- _DESCRIPTION OF THE TASK_
Transcribe the lines from the one containing "Enumerate this screenshot's" to the last line, inclusive, word for word. Include no pictures.

- _DATA IN THIS EXERCISE_
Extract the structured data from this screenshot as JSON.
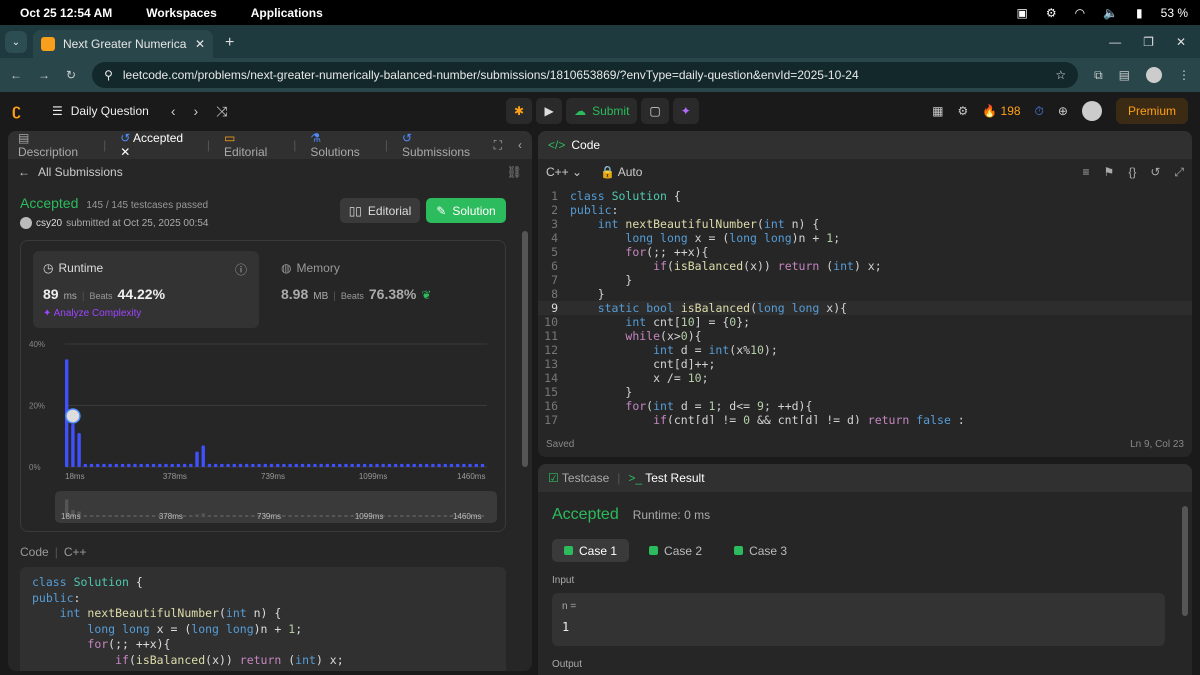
{
  "os": {
    "datetime": "Oct 25  12:54 AM",
    "workspaces": "Workspaces",
    "applications": "Applications",
    "battery": "53 %"
  },
  "browser": {
    "tab_title": "Next Greater Numerically Ba",
    "url": "leetcode.com/problems/next-greater-numerically-balanced-number/submissions/1810653869/?envType=daily-question&envId=2025-10-24"
  },
  "nav": {
    "daily": "Daily Question",
    "submit": "Submit",
    "streak": "198",
    "premium": "Premium"
  },
  "left": {
    "tabs": [
      "Description",
      "Accepted",
      "Editorial",
      "Solutions",
      "Submissions"
    ],
    "all_submissions": "All Submissions",
    "status": "Accepted",
    "testcases": "145 / 145 testcases passed",
    "user": "csy20",
    "submitted_at": "submitted at Oct 25, 2025 00:54",
    "editorial_btn": "Editorial",
    "solution_btn": "Solution",
    "runtime_label": "Runtime",
    "runtime_value": "89",
    "runtime_unit": "ms",
    "beats_label": "Beats",
    "runtime_beats": "44.22%",
    "analyze": "Analyze Complexity",
    "memory_label": "Memory",
    "memory_value": "8.98",
    "memory_unit": "MB",
    "memory_beats": "76.38%",
    "code_label": "Code",
    "lang": "C++",
    "code_lines": [
      "class Solution {",
      "public:",
      "    int nextBeautifulNumber(int n) {",
      "        long long x = (long long)n + 1;",
      "        for(;; ++x){",
      "            if(isBalanced(x)) return (int) x;"
    ]
  },
  "chart_data": {
    "type": "bar",
    "title": "",
    "ylabel": "",
    "xlabel": "",
    "yticks": [
      "40%",
      "20%",
      "0%"
    ],
    "ylim": [
      0,
      40
    ],
    "xticks": [
      "18ms",
      "378ms",
      "739ms",
      "1099ms",
      "1460ms"
    ],
    "x_range": [
      18,
      1460
    ],
    "values": [
      35,
      14,
      11,
      1,
      1,
      1,
      1,
      1,
      1,
      1,
      1,
      1,
      1,
      1,
      1,
      1,
      1,
      1,
      1,
      1,
      1,
      5,
      7,
      1,
      1,
      1,
      1,
      1,
      1,
      1,
      1,
      1,
      1,
      1,
      1,
      1,
      1,
      1,
      1,
      1,
      1,
      1,
      1,
      1,
      1,
      1,
      1,
      1,
      1,
      1,
      1,
      1,
      1,
      1,
      1,
      1,
      1,
      1,
      1,
      1,
      1,
      1,
      1,
      1,
      1,
      1,
      1,
      1
    ],
    "user_bar_index": 1,
    "highlight_color": "#3f51ff",
    "grid": true
  },
  "code": {
    "title": "Code",
    "lang": "C++",
    "mode": "Auto",
    "saved": "Saved",
    "cursor": "Ln 9, Col 23",
    "current_line": 9,
    "lines": [
      "class Solution {",
      "public:",
      "    int nextBeautifulNumber(int n) {",
      "        long long x = (long long)n + 1;",
      "        for(;; ++x){",
      "            if(isBalanced(x)) return (int) x;",
      "        }",
      "    }",
      "    static bool isBalanced(long long x){",
      "        int cnt[10] = {0};",
      "        while(x>0){",
      "            int d = int(x%10);",
      "            cnt[d]++;",
      "            x /= 10;",
      "        }",
      "        for(int d = 1; d<= 9; ++d){",
      "            if(cnt[d] != 0 && cnt[d] != d) return false ;"
    ]
  },
  "test": {
    "tab_testcase": "Testcase",
    "tab_result": "Test Result",
    "status": "Accepted",
    "runtime": "Runtime: 0 ms",
    "cases": [
      "Case 1",
      "Case 2",
      "Case 3"
    ],
    "input_label": "Input",
    "var_name": "n =",
    "var_value": "1",
    "output_label": "Output"
  }
}
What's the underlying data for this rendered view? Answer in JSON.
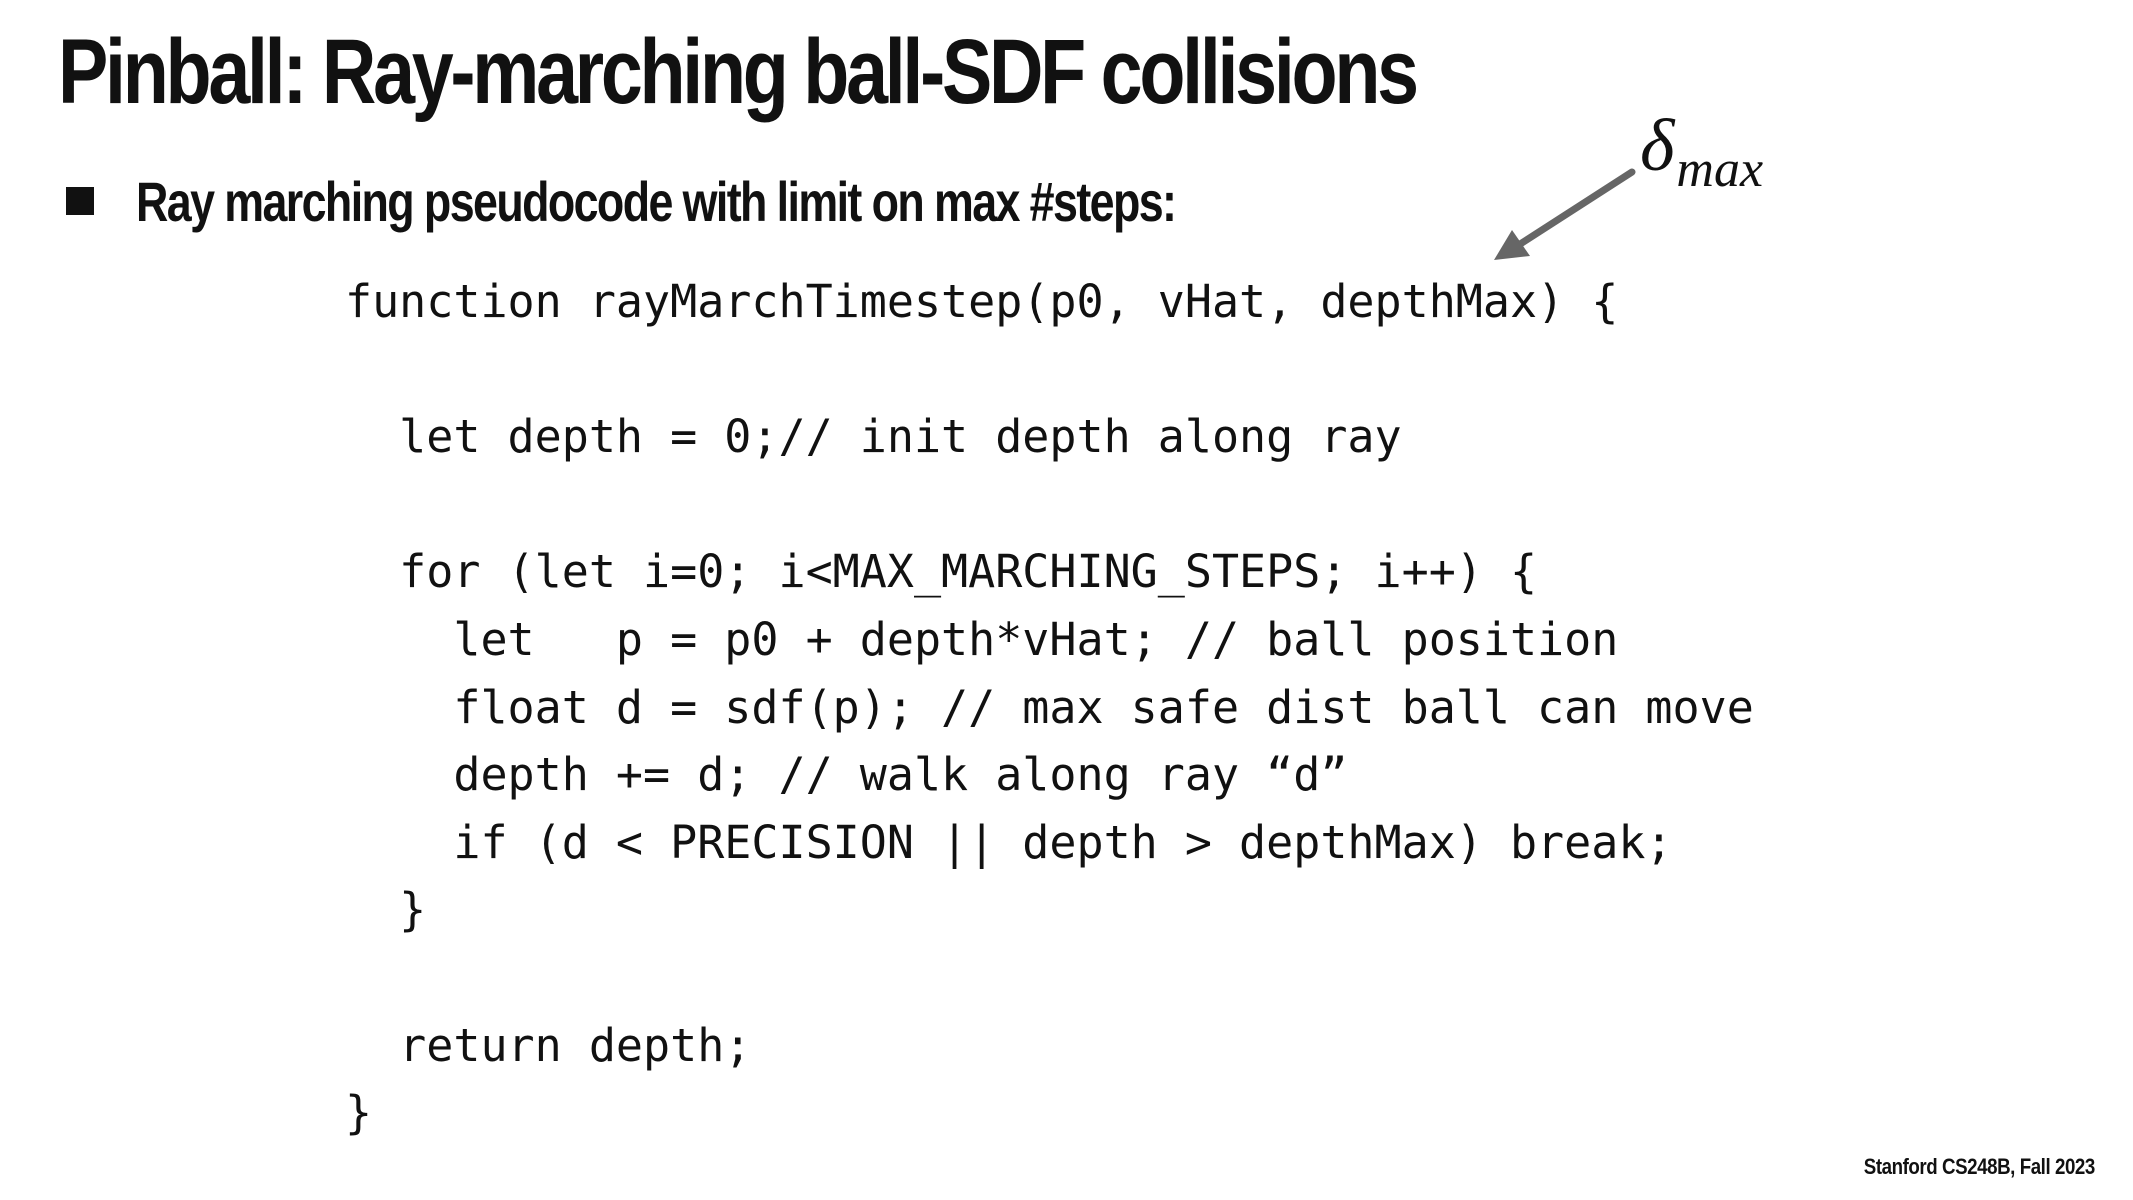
{
  "slide": {
    "title": "Pinball: Ray-marching ball-SDF collisions",
    "bullet": "Ray marching pseudocode with limit on max #steps:",
    "annotation": {
      "symbol": "δ",
      "subscript": "max"
    },
    "code_lines": [
      "function rayMarchTimestep(p0, vHat, depthMax) {",
      "",
      "  let depth = 0;// init depth along ray",
      "",
      "  for (let i=0; i<MAX_MARCHING_STEPS; i++) {",
      "    let   p = p0 + depth*vHat; // ball position",
      "    float d = sdf(p); // max safe dist ball can move",
      "    depth += d; // walk along ray “d”",
      "    if (d < PRECISION || depth > depthMax) break;",
      "  }",
      "",
      "  return depth;",
      "}"
    ],
    "footer": "Stanford CS248B, Fall 2023",
    "colors": {
      "text": "#111111",
      "arrow": "#666666",
      "background": "#ffffff"
    }
  }
}
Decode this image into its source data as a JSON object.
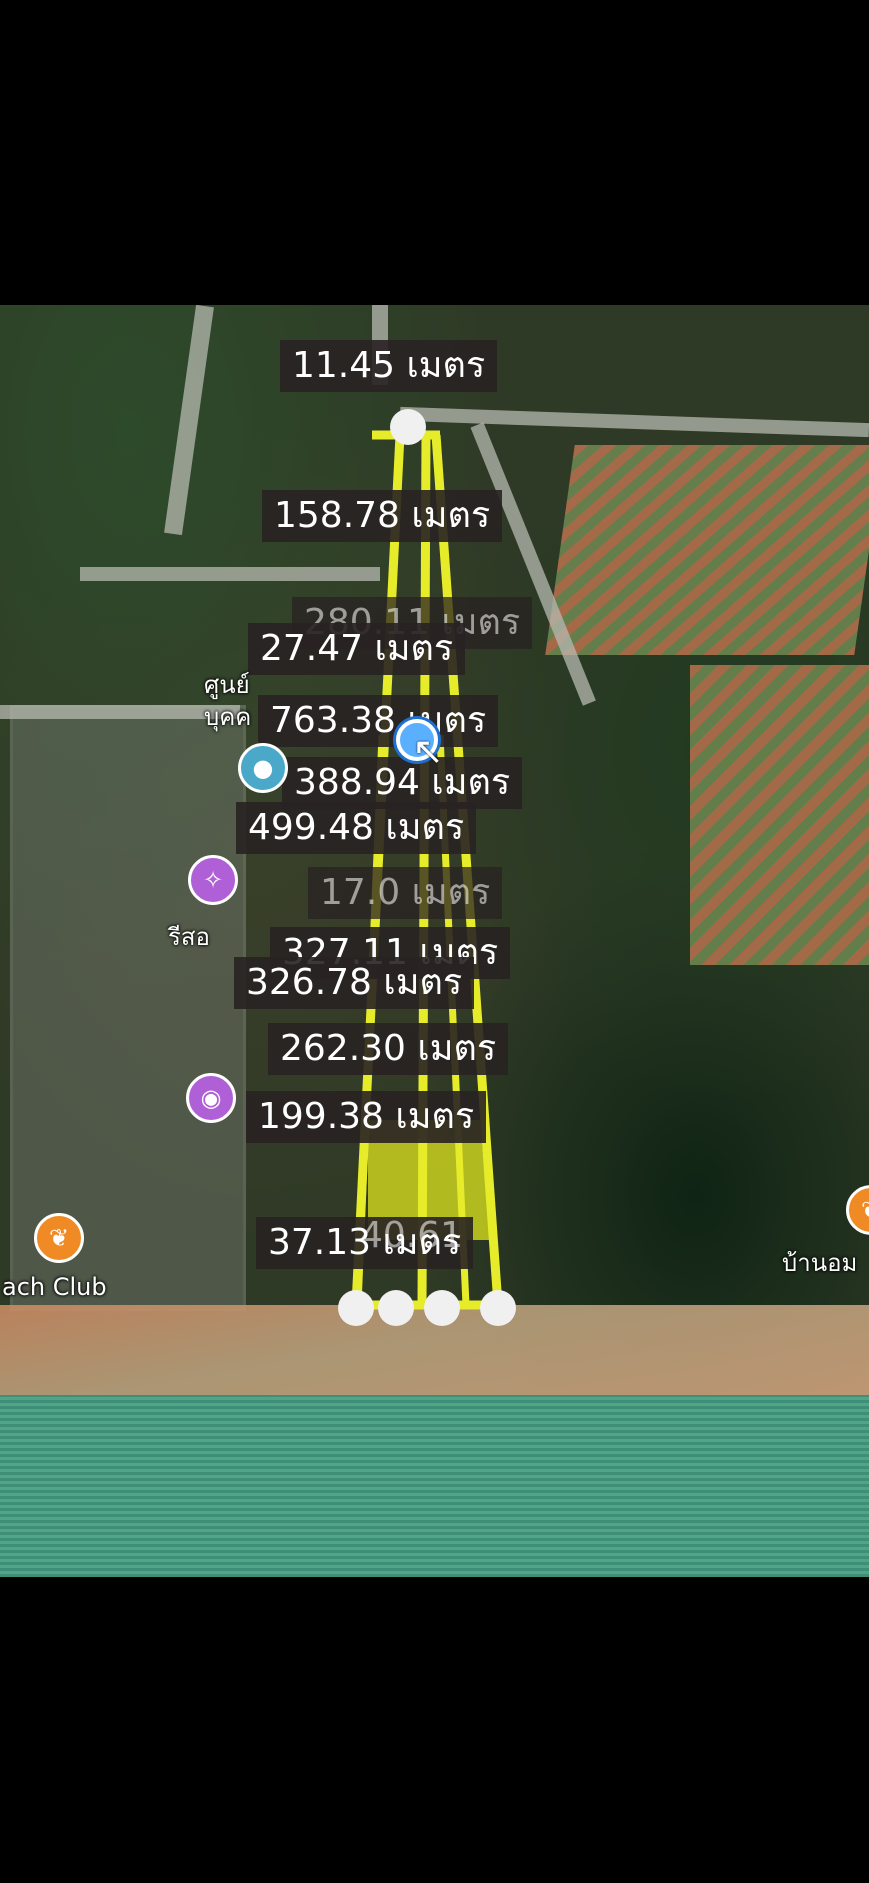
{
  "measurements": {
    "top": "11.45 เมตร",
    "m2": "158.78 เมตร",
    "m3": "280.11 เมตร",
    "m4": "27.47 เมตร",
    "m5": "763.38 เมตร",
    "m6": "388.94 เมตร",
    "m7": "499.48 เมตร",
    "m8": "17.0 เมตร",
    "m9": "327.11 เมตร",
    "m10": "326.78 เมตร",
    "m11": "262.30 เมตร",
    "m12": "199.38 เมตร",
    "m13": "37.13 เมตร",
    "m14": "40.61"
  },
  "poi": {
    "beach_club": "ach Club",
    "village": "บ้านอม",
    "center_fragment": "ศูนย์",
    "center_fragment2": "บุคค",
    "rsort_fragment": "รีสอ"
  },
  "icons": {
    "location": "location-pin-icon",
    "restaurant": "restaurant-icon",
    "photo": "photo-spot-icon",
    "cursor": "cursor-arrow-icon"
  },
  "colors": {
    "plot_line": "#e6ec2a",
    "plot_fill": "#c9d11e",
    "label_bg": "#282222",
    "restaurant_pin": "#f08a24",
    "photo_pin": "#b060d6",
    "location_pin": "#4aa9c9"
  }
}
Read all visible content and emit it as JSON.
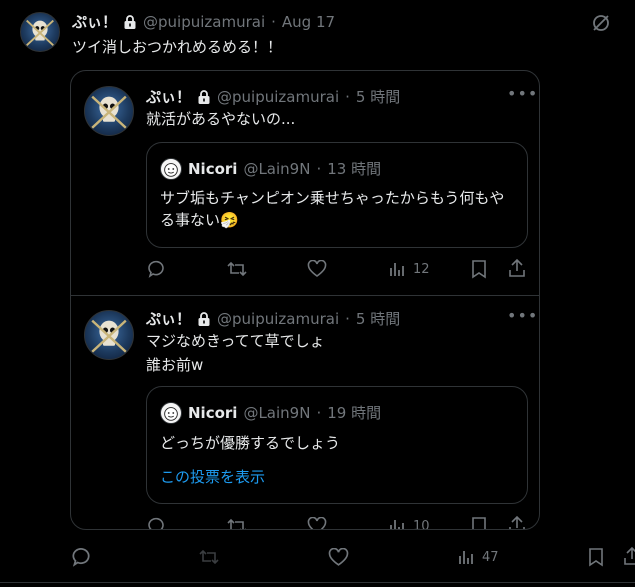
{
  "main_tweet": {
    "name": "ぷぃ！",
    "handle": "@puipuizamurai",
    "sep": "·",
    "time": "Aug 17",
    "text": "ツイ消しおつかれめるめる！！",
    "views": "47"
  },
  "quote1": {
    "name": "ぷぃ！",
    "handle": "@puipuizamurai",
    "sep": "·",
    "time": "5 時間",
    "text": "就活があるやないの...",
    "views": "12",
    "inner": {
      "name": "Nicori",
      "handle": "@Lain9N",
      "sep": "·",
      "time": "13 時間",
      "text": "サブ垢もチャンピオン乗せちゃったからもう何もやる事ない🤧"
    }
  },
  "quote2": {
    "name": "ぷぃ！",
    "handle": "@puipuizamurai",
    "sep": "·",
    "time": "5 時間",
    "text_line1": "マジなめきってて草でしょ",
    "text_line2": "誰お前w",
    "views": "10",
    "inner": {
      "name": "Nicori",
      "handle": "@Lain9N",
      "sep": "·",
      "time": "19 時間",
      "text": "どっちが優勝するでしょう",
      "link": "この投票を表示"
    }
  },
  "colors": {
    "background": "#000000",
    "muted": "#71767b",
    "border": "#2f3336",
    "link": "#1d9bf0"
  }
}
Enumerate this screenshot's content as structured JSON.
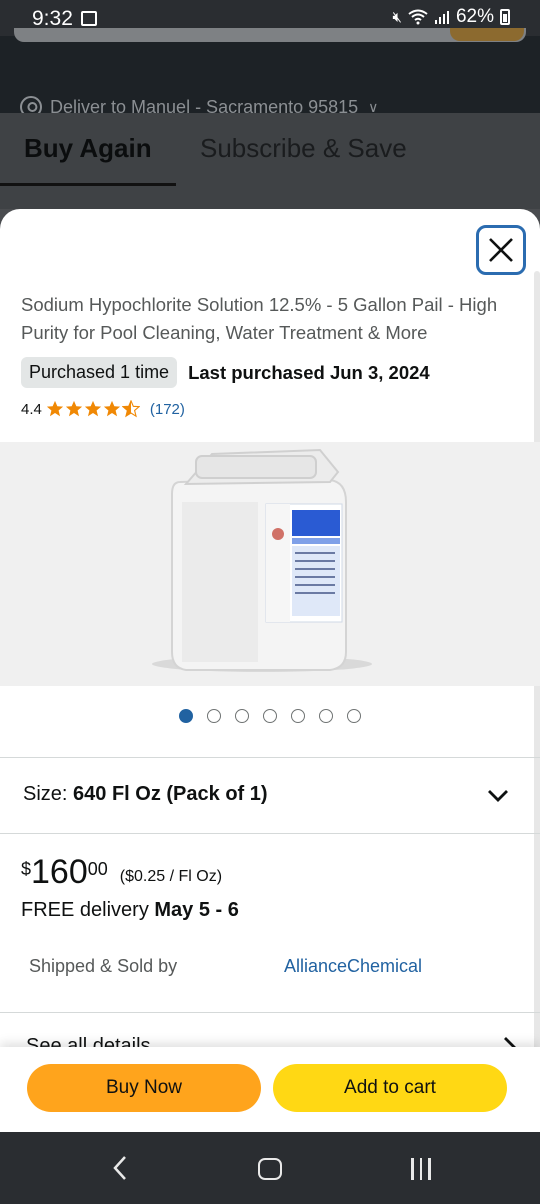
{
  "status_bar": {
    "time": "9:32",
    "battery": "62%"
  },
  "header": {
    "deliver_to": "Deliver to Manuel - Sacramento 95815"
  },
  "tabs": [
    {
      "label": "Buy Again",
      "active": true
    },
    {
      "label": "Subscribe & Save",
      "active": false
    }
  ],
  "product": {
    "title": "Sodium Hypochlorite Solution 12.5% - 5 Gallon Pail - High Purity for Pool Cleaning, Water Treatment & More",
    "purchased_badge": "Purchased 1 time",
    "last_purchased": "Last purchased Jun 3, 2024",
    "rating": "4.4",
    "rating_stars": 4.5,
    "review_count": "(172)",
    "image_dots_total": 7,
    "image_dots_active": 1,
    "size_label": "Size:",
    "size_value": "640 Fl Oz (Pack of 1)",
    "price_currency": "$",
    "price_whole": "160",
    "price_fraction": "00",
    "unit_price": "($0.25 / Fl Oz)",
    "delivery_prefix": "FREE delivery",
    "delivery_date": "May 5 - 6",
    "shipped_label": "Shipped & Sold by",
    "seller": "AllianceChemical",
    "see_details": "See all details"
  },
  "actions": {
    "buy_now": "Buy Now",
    "add_to_cart": "Add to cart"
  },
  "colors": {
    "buy_now": "#ffa41c",
    "add_to_cart": "#ffd814",
    "link": "#2162a1",
    "star": "#f08804",
    "close_border": "#2b6cb0"
  },
  "icons": [
    "gallery-icon",
    "mute-icon",
    "wifi-icon",
    "signal-icon",
    "battery-icon",
    "location-pin-icon",
    "close-icon",
    "star-icon",
    "chevron-down-icon",
    "chevron-right-icon",
    "back-icon",
    "home-icon",
    "recent-apps-icon"
  ]
}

- _FULL RESPONSE_
Enumerate this screenshot's content as structured JSON.
{
  "status_bar": {
    "time": "9:32",
    "battery": "62%"
  },
  "header": {
    "deliver_to": "Deliver to Manuel - Sacramento 95815"
  },
  "tabs": [
    {
      "label": "Buy Again",
      "active": true
    },
    {
      "label": "Subscribe & Save",
      "active": false
    }
  ],
  "product": {
    "title": "Sodium Hypochlorite Solution 12.5% - 5 Gallon Pail - High Purity for Pool Cleaning, Water Treatment & More",
    "purchased_badge": "Purchased 1 time",
    "last_purchased": "Last purchased Jun 3, 2024",
    "rating": "4.4",
    "rating_stars": 4.5,
    "review_count": "(172)",
    "image_dots_total": 7,
    "image_dots_active": 1,
    "size_label": "Size:",
    "size_value": "640 Fl Oz (Pack of 1)",
    "price_currency": "$",
    "price_whole": "160",
    "price_fraction": "00",
    "unit_price": "($0.25 / Fl Oz)",
    "delivery_prefix": "FREE delivery",
    "delivery_date": "May 5 - 6",
    "shipped_label": "Shipped & Sold by",
    "seller": "AllianceChemical",
    "see_details": "See all details"
  },
  "actions": {
    "buy_now": "Buy Now",
    "add_to_cart": "Add to cart"
  },
  "colors": {
    "buy_now": "#ffa41c",
    "add_to_cart": "#ffd814",
    "link": "#2162a1",
    "star": "#f08804",
    "close_border": "#2b6cb0"
  },
  "icons": [
    "gallery-icon",
    "mute-icon",
    "wifi-icon",
    "signal-icon",
    "battery-icon",
    "location-pin-icon",
    "close-icon",
    "star-icon",
    "chevron-down-icon",
    "chevron-right-icon",
    "back-icon",
    "home-icon",
    "recent-apps-icon"
  ]
}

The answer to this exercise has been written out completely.